_EXERCISE:_
Count every line in the following entries where the word "межведомственного" appears. Give the count alone.

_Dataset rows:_
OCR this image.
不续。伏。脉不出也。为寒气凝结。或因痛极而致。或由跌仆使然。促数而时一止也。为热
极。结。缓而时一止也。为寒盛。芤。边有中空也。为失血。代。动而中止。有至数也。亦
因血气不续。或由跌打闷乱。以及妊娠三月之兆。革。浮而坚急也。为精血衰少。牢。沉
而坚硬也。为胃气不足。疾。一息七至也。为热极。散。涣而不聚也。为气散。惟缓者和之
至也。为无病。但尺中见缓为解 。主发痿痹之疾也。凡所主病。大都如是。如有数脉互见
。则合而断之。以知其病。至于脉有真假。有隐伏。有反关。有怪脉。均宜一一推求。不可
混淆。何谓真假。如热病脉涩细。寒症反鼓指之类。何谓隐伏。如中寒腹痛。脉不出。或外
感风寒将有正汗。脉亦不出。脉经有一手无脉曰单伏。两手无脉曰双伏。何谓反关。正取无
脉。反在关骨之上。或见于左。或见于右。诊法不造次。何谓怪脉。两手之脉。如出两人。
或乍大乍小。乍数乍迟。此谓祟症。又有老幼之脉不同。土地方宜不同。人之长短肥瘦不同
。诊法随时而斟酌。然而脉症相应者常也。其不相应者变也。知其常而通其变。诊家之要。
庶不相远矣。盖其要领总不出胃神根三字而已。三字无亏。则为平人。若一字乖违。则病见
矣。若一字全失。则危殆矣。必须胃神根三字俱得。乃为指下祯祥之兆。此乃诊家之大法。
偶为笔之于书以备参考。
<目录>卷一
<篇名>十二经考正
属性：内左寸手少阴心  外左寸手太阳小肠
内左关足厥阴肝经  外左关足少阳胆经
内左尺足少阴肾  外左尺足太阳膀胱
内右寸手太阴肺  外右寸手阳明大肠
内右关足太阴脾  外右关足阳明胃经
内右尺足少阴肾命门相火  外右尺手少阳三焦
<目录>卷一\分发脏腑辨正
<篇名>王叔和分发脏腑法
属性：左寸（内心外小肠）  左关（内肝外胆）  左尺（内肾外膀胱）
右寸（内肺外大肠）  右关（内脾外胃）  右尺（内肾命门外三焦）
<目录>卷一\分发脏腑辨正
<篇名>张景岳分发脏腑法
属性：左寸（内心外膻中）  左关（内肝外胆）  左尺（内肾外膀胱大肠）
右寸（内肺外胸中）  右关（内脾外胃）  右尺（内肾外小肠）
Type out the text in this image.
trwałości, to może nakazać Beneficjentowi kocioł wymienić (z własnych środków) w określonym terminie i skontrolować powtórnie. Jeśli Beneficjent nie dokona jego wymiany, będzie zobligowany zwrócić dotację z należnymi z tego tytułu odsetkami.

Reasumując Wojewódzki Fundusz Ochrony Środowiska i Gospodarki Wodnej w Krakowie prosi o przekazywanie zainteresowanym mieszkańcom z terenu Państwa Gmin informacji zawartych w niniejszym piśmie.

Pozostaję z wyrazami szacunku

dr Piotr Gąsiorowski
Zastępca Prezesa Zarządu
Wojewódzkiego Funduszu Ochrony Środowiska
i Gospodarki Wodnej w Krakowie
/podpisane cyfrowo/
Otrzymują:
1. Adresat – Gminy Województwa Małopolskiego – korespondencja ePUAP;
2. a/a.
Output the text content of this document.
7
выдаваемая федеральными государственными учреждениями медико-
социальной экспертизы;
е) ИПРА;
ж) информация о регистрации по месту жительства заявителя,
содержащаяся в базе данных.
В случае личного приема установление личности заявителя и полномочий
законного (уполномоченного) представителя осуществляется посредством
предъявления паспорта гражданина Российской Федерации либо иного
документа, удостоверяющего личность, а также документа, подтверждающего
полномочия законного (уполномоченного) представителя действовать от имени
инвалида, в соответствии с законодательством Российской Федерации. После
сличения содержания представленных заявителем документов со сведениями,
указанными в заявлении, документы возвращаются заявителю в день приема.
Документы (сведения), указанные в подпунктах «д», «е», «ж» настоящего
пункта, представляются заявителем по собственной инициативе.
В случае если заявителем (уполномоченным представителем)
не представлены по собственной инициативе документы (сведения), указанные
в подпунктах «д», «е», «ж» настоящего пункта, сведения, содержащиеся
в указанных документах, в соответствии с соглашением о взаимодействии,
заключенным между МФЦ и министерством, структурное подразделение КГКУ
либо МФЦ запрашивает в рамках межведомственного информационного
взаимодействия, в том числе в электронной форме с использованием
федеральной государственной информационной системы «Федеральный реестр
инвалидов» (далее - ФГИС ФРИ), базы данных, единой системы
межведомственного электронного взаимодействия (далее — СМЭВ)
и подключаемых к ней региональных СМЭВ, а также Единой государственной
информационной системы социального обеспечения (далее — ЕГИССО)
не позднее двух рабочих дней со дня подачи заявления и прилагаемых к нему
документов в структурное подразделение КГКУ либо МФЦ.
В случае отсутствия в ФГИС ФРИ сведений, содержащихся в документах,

_ANSWER TO THE EXERCISE:_
2